> [What is needed]: Scan the data below for the string "пользование". Copy every line where it appears.

**********

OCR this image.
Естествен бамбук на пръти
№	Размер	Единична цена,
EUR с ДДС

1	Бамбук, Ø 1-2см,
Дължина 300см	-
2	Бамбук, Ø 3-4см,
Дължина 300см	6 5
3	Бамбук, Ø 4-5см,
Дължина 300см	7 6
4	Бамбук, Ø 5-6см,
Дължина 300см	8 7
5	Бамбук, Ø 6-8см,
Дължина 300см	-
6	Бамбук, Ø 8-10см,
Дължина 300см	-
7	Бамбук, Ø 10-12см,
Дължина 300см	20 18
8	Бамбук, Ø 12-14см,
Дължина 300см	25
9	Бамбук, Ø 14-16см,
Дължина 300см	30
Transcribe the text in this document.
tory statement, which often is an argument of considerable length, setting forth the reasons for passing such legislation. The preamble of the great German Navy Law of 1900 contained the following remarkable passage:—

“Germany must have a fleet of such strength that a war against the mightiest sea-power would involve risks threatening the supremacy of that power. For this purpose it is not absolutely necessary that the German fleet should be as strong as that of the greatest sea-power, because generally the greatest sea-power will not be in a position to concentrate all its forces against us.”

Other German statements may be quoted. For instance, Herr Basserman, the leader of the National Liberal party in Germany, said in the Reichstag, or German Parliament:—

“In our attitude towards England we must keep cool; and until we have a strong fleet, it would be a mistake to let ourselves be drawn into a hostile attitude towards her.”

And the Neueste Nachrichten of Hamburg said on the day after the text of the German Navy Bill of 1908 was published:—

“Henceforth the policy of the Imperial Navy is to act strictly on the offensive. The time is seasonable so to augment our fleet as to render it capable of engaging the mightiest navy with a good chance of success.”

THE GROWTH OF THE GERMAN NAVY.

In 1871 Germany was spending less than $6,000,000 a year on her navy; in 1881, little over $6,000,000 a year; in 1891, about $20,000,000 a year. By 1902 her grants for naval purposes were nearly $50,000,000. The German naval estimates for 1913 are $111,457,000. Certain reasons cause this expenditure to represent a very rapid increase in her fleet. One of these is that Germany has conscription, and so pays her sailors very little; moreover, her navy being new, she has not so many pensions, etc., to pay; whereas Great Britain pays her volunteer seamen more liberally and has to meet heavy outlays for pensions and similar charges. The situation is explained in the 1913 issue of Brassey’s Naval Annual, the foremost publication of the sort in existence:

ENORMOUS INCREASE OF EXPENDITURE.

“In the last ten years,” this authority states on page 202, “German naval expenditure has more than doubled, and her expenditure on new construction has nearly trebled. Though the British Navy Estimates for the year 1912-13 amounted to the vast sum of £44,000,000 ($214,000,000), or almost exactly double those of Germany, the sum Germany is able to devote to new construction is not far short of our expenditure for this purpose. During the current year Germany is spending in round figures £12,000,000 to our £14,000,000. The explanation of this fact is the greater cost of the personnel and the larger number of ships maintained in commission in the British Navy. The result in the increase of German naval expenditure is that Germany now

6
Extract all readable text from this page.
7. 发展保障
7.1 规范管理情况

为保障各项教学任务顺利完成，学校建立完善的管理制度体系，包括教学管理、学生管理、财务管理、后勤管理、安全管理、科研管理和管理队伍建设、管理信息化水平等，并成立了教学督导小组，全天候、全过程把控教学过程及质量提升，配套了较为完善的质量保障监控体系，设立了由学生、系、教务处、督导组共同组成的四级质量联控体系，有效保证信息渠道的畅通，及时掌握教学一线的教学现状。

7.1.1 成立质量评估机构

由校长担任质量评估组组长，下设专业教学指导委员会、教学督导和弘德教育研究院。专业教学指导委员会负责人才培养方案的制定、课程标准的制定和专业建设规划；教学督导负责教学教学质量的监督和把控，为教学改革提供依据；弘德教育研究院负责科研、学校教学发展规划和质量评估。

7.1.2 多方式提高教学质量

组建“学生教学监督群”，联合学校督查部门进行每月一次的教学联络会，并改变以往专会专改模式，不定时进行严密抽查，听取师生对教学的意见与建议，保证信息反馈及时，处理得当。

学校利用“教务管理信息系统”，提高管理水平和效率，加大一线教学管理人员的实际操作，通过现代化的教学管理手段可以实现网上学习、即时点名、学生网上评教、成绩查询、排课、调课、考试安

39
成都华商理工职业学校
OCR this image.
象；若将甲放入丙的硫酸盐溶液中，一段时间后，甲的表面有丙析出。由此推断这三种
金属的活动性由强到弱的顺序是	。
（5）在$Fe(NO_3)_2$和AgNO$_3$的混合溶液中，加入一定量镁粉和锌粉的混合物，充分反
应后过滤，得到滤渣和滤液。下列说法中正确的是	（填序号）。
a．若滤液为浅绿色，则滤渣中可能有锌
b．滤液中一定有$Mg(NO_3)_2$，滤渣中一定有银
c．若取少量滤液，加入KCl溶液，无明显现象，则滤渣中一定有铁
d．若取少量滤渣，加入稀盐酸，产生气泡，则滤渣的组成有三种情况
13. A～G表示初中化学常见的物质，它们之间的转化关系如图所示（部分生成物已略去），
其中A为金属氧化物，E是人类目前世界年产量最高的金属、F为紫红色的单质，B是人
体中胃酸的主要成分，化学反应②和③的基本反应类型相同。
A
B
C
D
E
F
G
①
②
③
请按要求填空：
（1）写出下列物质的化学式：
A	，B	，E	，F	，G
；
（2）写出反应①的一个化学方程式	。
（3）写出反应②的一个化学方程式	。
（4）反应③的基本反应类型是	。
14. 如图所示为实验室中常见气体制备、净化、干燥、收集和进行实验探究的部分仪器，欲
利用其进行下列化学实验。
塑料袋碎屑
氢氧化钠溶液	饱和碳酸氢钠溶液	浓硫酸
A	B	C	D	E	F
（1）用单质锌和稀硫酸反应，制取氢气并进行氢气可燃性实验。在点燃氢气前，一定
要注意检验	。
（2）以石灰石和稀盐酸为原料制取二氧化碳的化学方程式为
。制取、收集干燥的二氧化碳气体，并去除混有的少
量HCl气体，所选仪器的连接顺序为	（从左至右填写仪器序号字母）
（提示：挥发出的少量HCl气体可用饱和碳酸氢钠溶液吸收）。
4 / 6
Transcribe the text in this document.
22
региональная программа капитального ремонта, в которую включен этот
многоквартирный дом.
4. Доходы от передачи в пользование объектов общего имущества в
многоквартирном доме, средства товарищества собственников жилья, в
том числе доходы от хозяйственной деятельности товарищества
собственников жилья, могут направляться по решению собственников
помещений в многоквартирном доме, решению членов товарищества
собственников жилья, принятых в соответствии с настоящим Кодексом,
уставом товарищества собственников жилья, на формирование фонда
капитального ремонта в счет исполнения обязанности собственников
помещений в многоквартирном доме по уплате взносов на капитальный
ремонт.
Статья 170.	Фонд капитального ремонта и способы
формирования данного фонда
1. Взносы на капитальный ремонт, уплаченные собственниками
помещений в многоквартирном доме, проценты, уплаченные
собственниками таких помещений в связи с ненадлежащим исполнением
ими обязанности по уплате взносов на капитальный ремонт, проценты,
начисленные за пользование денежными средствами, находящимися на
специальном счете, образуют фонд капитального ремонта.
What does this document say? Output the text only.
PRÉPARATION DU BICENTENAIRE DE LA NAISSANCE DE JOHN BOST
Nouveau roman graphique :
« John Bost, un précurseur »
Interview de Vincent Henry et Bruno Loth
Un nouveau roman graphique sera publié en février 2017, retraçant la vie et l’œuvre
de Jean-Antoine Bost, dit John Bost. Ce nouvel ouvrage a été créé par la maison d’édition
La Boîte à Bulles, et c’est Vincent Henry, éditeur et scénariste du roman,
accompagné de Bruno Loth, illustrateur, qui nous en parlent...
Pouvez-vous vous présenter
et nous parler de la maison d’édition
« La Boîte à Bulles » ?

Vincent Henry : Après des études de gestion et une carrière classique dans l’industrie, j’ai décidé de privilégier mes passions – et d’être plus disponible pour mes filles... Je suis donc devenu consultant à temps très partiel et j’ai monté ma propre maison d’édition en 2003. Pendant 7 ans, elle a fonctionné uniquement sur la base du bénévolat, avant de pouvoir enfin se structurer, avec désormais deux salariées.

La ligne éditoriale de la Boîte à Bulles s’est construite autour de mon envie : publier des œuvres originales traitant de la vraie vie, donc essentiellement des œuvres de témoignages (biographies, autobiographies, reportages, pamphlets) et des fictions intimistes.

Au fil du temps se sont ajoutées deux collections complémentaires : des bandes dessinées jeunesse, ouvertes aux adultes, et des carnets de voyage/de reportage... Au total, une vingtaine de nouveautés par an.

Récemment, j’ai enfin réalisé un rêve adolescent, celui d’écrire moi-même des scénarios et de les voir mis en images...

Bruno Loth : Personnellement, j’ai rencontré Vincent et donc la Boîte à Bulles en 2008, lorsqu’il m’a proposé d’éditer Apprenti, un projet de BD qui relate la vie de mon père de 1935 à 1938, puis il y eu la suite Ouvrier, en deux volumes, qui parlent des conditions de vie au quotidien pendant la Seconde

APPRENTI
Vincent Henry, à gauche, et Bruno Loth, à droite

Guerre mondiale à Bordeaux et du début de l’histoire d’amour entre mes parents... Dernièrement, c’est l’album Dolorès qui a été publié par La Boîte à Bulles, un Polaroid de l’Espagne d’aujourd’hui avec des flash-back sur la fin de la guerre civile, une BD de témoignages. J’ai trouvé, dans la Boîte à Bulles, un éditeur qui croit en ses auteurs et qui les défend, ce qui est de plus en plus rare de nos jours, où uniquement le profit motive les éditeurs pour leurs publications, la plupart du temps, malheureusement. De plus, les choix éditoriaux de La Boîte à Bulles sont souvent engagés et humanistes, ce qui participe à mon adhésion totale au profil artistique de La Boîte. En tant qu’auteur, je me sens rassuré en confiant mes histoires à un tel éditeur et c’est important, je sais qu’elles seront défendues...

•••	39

**********

> [The result]:
4. Доходы от передачи в пользование объектов общего имущества в
начисленные за пользование денежными средствами, находящимися на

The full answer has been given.